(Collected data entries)

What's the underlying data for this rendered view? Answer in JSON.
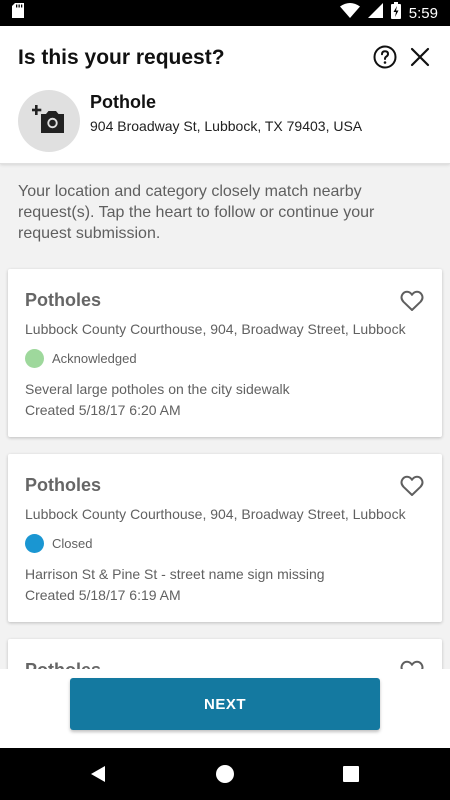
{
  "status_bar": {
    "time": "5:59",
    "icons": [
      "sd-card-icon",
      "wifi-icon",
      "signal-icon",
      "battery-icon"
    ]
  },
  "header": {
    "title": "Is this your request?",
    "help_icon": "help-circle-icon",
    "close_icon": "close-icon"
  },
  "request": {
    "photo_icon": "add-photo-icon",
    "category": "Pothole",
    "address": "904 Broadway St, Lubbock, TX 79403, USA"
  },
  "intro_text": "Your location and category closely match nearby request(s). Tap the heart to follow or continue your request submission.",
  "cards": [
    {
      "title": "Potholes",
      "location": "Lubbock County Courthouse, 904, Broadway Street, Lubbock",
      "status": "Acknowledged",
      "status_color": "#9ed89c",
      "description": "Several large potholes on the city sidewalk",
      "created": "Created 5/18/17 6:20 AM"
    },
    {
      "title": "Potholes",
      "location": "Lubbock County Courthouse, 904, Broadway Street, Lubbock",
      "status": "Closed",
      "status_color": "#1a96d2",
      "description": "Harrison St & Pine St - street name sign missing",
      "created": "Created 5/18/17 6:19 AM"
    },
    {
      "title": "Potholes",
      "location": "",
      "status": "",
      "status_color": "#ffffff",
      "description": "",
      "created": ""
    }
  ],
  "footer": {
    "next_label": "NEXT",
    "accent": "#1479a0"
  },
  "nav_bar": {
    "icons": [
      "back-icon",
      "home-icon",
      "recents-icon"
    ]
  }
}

* * *

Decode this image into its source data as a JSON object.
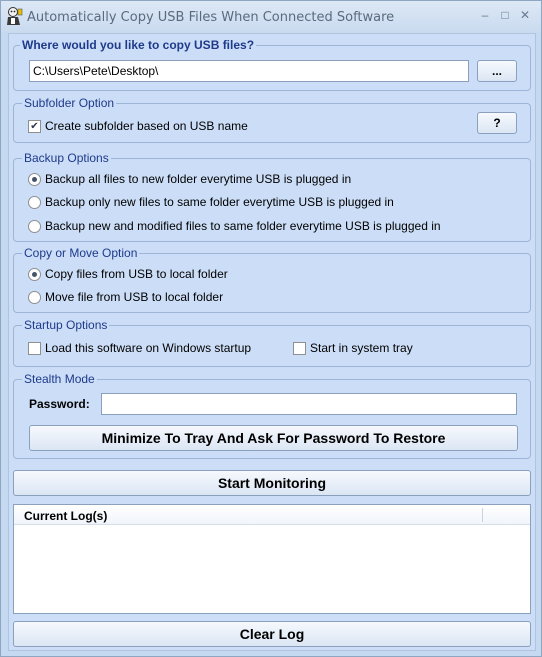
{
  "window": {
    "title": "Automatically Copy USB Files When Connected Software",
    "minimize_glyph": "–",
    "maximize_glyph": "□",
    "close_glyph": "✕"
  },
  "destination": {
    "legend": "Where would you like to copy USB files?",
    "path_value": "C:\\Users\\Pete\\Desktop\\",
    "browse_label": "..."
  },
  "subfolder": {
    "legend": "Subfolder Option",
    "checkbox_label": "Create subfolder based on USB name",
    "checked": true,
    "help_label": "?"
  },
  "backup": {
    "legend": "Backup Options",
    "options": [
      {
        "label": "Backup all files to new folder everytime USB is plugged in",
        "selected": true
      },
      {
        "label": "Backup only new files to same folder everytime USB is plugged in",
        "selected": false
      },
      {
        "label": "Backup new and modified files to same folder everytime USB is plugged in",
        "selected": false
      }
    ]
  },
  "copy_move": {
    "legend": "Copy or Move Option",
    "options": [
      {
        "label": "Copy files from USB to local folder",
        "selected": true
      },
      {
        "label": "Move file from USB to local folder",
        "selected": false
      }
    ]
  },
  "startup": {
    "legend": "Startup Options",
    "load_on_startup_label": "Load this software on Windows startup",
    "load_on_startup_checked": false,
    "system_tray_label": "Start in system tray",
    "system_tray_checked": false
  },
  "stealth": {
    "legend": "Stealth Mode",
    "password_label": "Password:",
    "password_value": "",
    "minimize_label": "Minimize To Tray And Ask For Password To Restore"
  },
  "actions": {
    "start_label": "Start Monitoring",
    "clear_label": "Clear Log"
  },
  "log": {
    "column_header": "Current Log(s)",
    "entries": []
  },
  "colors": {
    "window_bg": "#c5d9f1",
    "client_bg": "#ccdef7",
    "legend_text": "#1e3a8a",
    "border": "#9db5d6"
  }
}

YOUR INSTRUCTIONS >> Show the lines of the records that contain the word "location".

FINAL RESULT >>
  "intro_text": "Your location and category closely match nearby request(s). Tap the heart to follow or continue your request submission.",
      "location": "Lubbock County Courthouse, 904, Broadway Street, Lubbock",
      "location": "Lubbock County Courthouse, 904, Broadway Street, Lubbock",
      "location": "",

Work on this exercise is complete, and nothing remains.